------ EXTRACTED INFORMATION

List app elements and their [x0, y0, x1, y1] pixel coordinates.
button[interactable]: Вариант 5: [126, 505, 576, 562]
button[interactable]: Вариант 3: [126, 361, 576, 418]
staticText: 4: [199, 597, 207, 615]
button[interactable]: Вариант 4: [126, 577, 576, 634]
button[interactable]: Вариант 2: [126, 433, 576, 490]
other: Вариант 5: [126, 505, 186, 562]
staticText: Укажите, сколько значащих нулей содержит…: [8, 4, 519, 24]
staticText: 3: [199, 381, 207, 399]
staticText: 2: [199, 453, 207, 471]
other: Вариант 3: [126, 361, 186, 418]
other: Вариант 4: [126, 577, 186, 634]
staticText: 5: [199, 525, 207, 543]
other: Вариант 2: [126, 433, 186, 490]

------------
------ EXTRACTED INFORMATION

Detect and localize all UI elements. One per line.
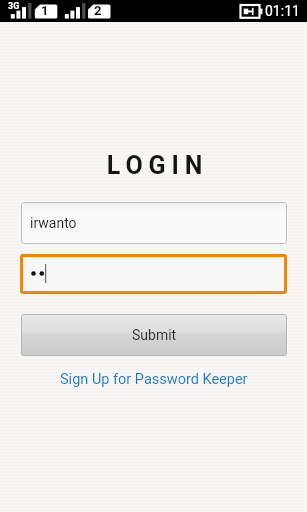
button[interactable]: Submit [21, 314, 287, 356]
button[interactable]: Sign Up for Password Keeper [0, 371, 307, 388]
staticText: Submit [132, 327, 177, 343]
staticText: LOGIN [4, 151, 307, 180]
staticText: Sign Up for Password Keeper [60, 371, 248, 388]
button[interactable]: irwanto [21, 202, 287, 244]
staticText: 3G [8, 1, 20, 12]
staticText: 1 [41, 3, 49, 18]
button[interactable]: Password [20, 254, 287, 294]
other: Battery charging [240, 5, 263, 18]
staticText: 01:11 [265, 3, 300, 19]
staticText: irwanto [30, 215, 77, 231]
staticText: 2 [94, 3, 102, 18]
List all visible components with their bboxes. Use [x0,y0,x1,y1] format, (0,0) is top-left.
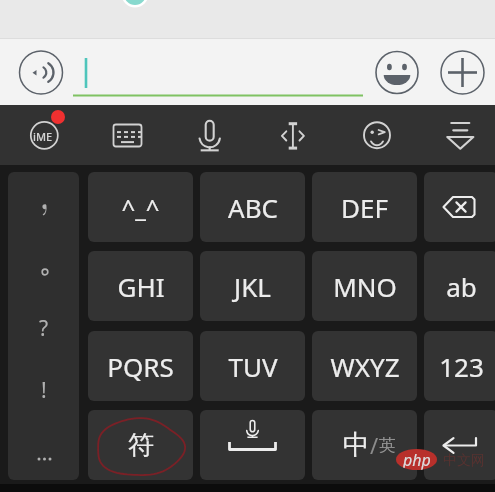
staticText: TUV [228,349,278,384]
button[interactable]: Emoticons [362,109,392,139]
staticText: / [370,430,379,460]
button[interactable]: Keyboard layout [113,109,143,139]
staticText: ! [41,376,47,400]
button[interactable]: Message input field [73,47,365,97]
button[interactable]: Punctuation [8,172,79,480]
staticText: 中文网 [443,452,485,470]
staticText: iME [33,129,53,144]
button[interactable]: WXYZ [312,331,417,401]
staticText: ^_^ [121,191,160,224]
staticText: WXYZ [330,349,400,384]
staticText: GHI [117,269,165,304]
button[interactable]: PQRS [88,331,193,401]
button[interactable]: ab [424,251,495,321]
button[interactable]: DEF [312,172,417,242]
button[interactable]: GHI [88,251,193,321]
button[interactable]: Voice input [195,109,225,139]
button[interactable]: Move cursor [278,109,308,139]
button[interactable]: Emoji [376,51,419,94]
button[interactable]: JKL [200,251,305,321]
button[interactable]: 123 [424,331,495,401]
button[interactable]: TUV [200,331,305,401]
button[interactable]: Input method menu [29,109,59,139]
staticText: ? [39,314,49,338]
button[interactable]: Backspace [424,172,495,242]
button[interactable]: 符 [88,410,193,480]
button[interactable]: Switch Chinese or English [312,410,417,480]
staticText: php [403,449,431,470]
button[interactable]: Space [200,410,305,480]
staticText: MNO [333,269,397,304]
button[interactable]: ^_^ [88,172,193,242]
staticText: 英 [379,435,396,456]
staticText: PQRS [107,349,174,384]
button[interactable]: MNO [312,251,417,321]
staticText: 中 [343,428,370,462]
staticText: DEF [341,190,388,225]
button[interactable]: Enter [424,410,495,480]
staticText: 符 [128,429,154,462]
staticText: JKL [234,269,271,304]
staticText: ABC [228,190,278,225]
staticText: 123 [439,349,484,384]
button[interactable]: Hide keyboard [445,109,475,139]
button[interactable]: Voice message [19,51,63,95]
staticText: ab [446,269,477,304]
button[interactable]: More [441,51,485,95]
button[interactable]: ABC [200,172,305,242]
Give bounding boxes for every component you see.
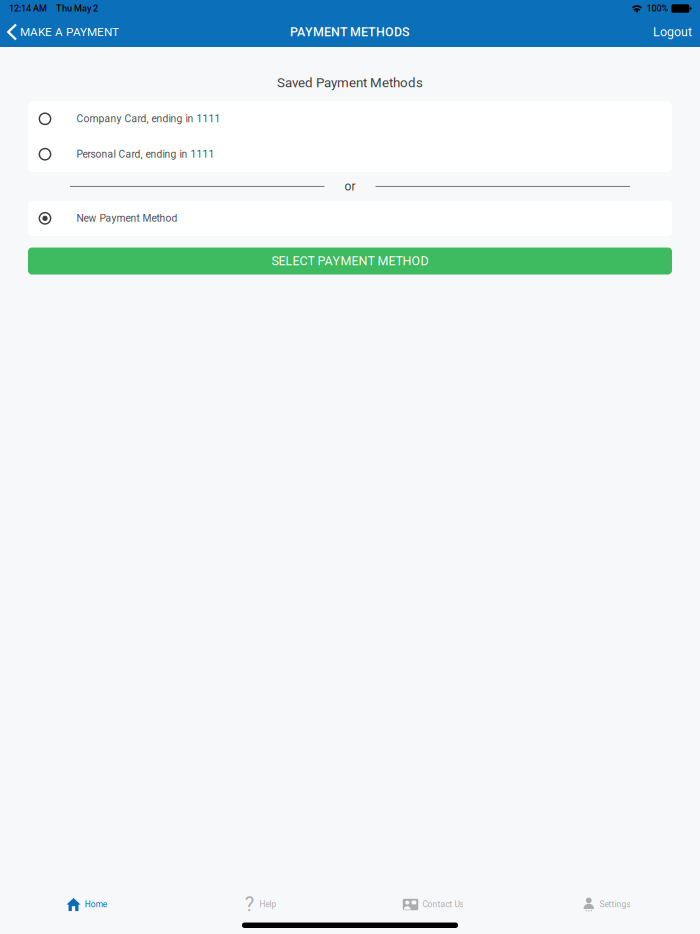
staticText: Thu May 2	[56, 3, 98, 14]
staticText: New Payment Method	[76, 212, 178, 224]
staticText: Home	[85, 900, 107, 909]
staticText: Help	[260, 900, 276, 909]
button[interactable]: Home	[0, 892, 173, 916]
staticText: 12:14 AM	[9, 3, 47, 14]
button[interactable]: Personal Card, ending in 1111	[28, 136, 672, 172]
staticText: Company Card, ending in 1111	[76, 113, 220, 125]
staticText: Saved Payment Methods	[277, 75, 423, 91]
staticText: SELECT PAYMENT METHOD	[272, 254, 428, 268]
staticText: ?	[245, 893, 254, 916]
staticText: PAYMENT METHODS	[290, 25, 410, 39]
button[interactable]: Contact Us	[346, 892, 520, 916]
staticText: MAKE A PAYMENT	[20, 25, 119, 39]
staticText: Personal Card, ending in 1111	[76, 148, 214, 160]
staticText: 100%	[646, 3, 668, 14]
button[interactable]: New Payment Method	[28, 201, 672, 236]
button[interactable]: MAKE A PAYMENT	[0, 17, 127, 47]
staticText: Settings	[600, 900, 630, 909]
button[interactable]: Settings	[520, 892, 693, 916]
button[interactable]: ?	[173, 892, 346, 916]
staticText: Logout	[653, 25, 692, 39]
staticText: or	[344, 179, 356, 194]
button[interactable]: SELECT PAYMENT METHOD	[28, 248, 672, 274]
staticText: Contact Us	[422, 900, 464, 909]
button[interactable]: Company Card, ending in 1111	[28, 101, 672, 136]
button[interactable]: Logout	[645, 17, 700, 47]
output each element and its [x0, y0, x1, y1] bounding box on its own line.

------------

• WORK TO COMPLETE: Convert the data from the line containing "button[interactable]: Submit [21, 314, 287, 356]" through the line containing "staticText: Sign Up" into a JSON list of strings, one string per line, skipping any blank lines.

• IN RESPONSE:
[
  "button[interactable]: Submit [21, 314, 287, 356]",
  "button[interactable]: Sign Up for Password Keeper [0, 371, 307, 388]",
  "staticText: Submit [132, 327, 177, 343]",
  "staticText: LOGIN [4, 151, 307, 180]",
  "staticText: Sign Up for Password Keeper [60, 371, 248, 388]"
]